_Task statement_
In the rows that open with the line containing "x-tick-label: 膀胱經: [881, 484, 899, 492]" and close with the line containing "bar: [744, 401, 758, 468]", swap every "bar" for "column" and return those rows with all else unchanged.

_Listed entries_
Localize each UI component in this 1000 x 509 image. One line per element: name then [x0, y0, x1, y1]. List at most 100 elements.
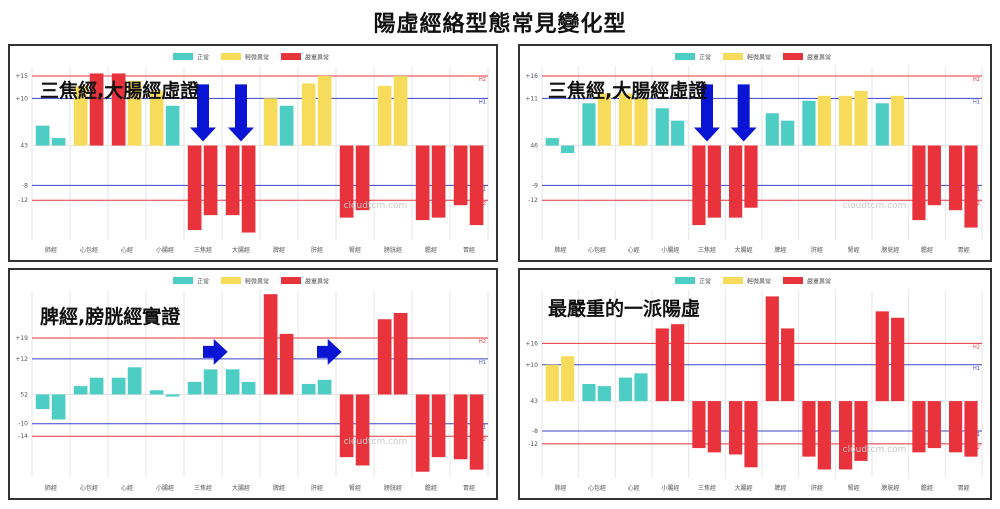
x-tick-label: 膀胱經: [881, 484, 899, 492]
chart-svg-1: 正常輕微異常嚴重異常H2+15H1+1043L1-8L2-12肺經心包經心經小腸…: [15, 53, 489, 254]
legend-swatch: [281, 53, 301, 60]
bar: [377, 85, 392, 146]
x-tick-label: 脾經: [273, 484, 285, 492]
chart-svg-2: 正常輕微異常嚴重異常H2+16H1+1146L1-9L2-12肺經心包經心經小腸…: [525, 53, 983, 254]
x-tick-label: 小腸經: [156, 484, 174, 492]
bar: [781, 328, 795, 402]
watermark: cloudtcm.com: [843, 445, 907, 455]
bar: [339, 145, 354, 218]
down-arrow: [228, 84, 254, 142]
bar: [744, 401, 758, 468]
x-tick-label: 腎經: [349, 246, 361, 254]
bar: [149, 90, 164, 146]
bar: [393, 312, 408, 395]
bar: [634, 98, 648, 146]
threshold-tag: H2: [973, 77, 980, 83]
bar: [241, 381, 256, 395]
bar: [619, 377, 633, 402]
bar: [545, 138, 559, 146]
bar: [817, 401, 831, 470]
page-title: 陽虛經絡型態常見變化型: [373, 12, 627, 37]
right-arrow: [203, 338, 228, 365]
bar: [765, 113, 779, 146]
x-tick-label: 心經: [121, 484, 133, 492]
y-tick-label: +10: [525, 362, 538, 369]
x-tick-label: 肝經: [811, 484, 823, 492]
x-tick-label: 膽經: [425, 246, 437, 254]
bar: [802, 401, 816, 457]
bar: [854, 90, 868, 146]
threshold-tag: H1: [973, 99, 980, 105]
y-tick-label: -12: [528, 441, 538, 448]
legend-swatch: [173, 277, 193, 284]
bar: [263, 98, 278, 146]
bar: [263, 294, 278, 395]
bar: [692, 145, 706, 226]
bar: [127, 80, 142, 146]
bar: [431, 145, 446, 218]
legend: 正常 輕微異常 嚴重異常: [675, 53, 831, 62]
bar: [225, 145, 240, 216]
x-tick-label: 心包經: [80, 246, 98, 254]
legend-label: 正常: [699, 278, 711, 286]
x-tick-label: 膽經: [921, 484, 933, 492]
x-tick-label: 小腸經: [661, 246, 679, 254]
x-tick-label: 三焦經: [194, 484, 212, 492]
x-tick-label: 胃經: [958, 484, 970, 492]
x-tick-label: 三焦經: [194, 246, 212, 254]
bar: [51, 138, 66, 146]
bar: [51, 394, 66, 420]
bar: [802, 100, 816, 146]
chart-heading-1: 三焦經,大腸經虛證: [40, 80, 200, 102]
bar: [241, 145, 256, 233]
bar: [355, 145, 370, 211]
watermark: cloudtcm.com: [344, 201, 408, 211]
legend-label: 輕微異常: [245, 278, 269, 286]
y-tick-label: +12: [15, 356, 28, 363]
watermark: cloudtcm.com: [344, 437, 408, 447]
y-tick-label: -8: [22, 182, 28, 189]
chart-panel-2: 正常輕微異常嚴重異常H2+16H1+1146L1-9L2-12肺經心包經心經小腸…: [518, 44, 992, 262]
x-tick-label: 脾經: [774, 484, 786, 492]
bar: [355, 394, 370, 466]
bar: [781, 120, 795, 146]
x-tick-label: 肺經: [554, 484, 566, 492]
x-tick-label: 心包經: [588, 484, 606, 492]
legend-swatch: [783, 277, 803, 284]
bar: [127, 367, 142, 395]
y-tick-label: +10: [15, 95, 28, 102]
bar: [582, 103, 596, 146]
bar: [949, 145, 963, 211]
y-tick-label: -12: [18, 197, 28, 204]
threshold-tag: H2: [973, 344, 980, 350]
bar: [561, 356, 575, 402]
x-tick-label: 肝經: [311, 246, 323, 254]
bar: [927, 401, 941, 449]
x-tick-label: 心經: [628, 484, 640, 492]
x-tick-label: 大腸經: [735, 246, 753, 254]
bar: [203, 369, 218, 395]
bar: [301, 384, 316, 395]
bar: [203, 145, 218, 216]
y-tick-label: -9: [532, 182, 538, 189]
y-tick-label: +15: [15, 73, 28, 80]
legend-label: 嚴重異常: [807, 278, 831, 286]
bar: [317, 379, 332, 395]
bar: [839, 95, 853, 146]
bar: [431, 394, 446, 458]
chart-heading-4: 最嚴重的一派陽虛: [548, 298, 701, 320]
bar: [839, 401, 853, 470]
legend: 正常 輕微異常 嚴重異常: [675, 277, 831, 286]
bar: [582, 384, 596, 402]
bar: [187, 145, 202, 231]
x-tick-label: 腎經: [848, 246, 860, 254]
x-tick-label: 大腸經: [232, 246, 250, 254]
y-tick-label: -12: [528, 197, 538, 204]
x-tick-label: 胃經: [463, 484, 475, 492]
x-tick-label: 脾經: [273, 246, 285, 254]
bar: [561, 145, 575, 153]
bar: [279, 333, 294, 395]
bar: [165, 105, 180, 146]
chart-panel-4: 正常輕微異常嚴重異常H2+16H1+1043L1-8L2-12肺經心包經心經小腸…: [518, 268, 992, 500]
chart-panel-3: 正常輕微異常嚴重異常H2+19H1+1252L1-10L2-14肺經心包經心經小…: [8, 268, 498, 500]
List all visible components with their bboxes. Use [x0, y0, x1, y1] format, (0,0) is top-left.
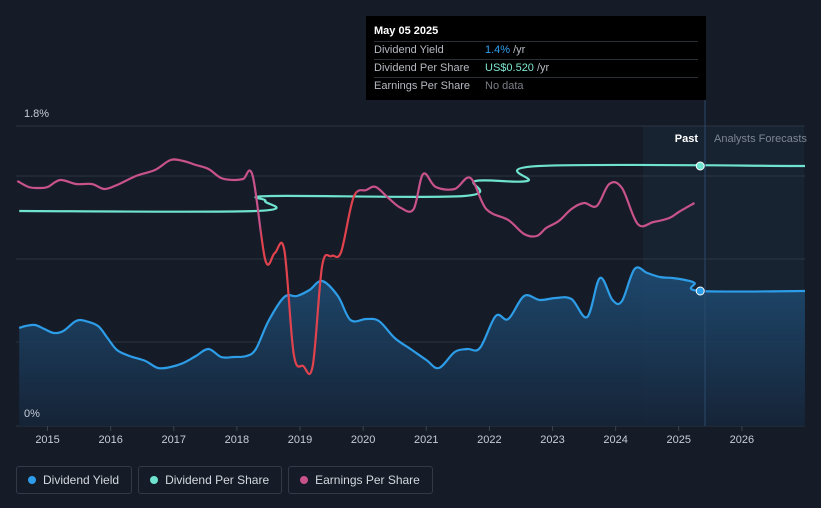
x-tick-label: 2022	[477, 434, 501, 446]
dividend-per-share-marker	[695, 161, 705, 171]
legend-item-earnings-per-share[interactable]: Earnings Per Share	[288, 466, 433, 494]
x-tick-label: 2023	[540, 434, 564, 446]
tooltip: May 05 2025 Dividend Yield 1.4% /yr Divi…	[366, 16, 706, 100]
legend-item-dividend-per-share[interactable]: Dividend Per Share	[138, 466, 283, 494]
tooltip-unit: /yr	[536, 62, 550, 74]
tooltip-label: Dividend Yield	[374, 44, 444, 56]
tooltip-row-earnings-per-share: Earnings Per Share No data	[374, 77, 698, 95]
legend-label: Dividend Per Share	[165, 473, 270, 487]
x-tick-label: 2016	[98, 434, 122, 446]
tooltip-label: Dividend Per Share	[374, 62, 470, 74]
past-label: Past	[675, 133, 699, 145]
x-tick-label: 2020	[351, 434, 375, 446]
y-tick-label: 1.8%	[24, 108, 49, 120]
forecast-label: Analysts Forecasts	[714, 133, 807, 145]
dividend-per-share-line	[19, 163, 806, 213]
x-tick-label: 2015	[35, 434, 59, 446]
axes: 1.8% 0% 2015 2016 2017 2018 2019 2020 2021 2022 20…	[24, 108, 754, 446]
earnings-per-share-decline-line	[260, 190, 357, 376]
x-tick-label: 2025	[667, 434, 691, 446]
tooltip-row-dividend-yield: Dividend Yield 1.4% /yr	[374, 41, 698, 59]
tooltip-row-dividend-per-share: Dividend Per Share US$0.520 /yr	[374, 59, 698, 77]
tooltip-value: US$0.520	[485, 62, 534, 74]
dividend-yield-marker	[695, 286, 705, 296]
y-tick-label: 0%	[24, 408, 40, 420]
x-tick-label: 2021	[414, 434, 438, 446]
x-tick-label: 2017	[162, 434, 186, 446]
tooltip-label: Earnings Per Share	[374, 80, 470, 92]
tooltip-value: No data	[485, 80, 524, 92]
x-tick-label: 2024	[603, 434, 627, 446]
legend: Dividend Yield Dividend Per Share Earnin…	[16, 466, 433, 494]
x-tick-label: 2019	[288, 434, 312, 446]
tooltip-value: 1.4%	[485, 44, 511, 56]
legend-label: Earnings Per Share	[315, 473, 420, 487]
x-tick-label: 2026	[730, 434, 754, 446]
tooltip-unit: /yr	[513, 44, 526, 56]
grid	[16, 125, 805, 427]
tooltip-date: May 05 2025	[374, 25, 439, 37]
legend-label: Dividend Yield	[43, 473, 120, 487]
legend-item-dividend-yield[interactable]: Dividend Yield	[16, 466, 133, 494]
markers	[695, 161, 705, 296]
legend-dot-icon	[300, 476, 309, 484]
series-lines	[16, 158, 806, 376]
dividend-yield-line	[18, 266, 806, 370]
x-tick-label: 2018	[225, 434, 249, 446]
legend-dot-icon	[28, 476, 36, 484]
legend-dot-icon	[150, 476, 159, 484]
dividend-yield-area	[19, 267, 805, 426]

_Exercise response_
x-tick-label: 膀胱經: [881, 484, 899, 492]
chart-svg-1: 正常輕微異常嚴重異常H2+15H1+1043L1-8L2-12肺經心包經心經小腸…: [15, 53, 489, 254]
legend-swatch: [281, 53, 301, 60]
column: [377, 85, 392, 146]
x-tick-label: 脾經: [273, 484, 285, 492]
chart-svg-2: 正常輕微異常嚴重異常H2+16H1+1146L1-9L2-12肺經心包經心經小腸…: [525, 53, 983, 254]
x-tick-label: 小腸經: [156, 484, 174, 492]
column: [781, 328, 795, 402]
watermark: cloudtcm.com: [843, 445, 907, 455]
column: [339, 145, 354, 218]
down-arrow: [228, 84, 254, 142]
column: [744, 401, 758, 468]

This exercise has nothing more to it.